(INPUT ROWS):
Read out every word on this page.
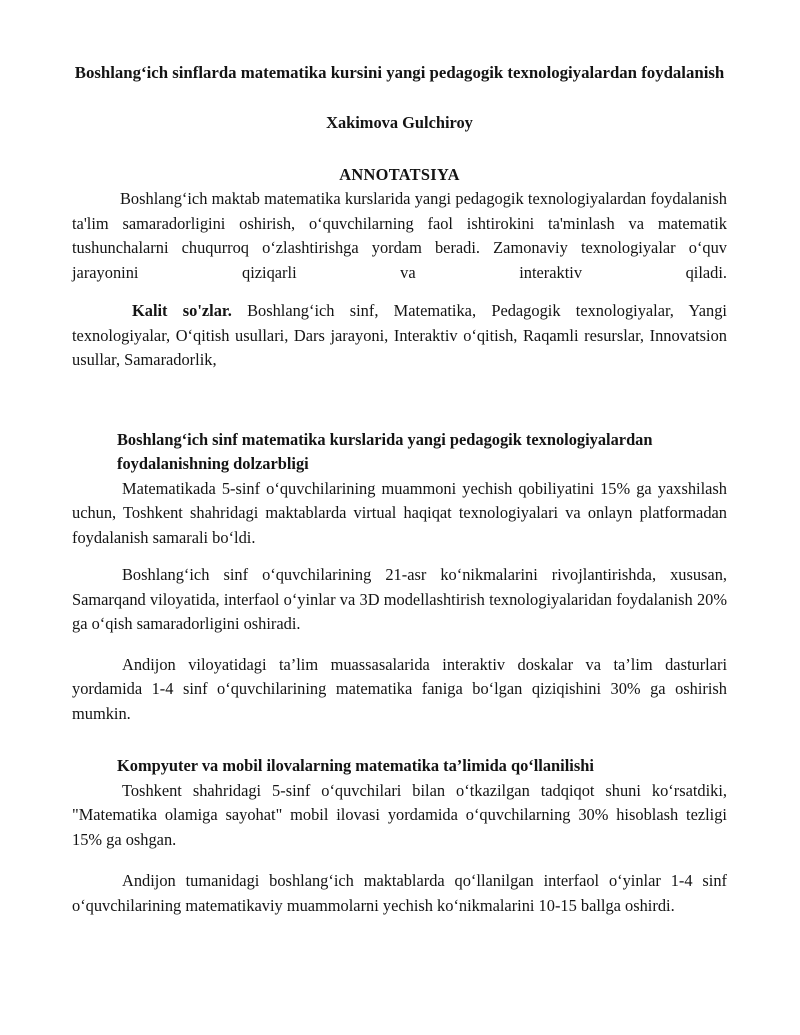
Boshlang‘ich sinflarda matematika kursini yangi pedagogik texnologiyalardan foydalanish
Xakimova Gulchiroy
ANNOTATSIYA

Boshlang‘ich maktab matematika kurslarida yangi pedagogik texnologiyalardan foydalanish ta'lim samaradorligini oshirish, o‘quvchilarning faol ishtirokini ta'minlash va matematik tushunchalarni chuqurroq o‘zlashtirishga yordam beradi. Zamonaviy texnologiyalar o‘quv jarayonini qiziqarli va interaktiv qiladi.

Kalit so'zlar. Boshlang‘ich sinf, Matematika, Pedagogik texnologiyalar, Yangi texnologiyalar, O‘qitish usullari, Dars jarayoni, Interaktiv o‘qitish, Raqamli resurslar, Innovatsion usullar, Samaradorlik,

Boshlang‘ich sinf matematika kurslarida yangi pedagogik texnologiyalardan foydalanishning dolzarbligi

Matematikada 5-sinf o‘quvchilarining muammoni yechish qobiliyatini 15% ga yaxshilash uchun, Toshkent shahridagi maktablarda virtual haqiqat texnologiyalari va onlayn platformadan foydalanish samarali bo‘ldi.

Boshlang‘ich sinf o‘quvchilarining 21-asr ko‘nikmalarini rivojlantirishda, xususan, Samarqand viloyatida, interfaol o‘yinlar va 3D modellashtirish texnologiyalaridan foydalanish 20% ga o‘qish samaradorligini oshiradi.

Andijon viloyatidagi ta’lim muassasalarida interaktiv doskalar va ta’lim dasturlari yordamida 1-4 sinf o‘quvchilarining matematika faniga bo‘lgan qiziqishini 30% ga oshirish mumkin.

Kompyuter va mobil ilovalarning matematika ta’limida qo‘llanilishi

Toshkent shahridagi 5-sinf o‘quvchilari bilan o‘tkazilgan tadqiqot shuni ko‘rsatdiki, "Matematika olamiga sayohat" mobil ilovasi yordamida o‘quvchilarning 30% hisoblash tezligi 15% ga oshgan.

Andijon tumanidagi boshlang‘ich maktablarda qo‘llanilgan interfaol o‘yinlar 1-4 sinf o‘quvchilarining matematikaviy muammolarni yechish ko‘nikmalarini 10-15 ballga oshirdi.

(OBJECTIVE): Say how many lines above hold the word "Toshkent", giving only the count.

(SOLUTION FOR THIS EXERCISE): 2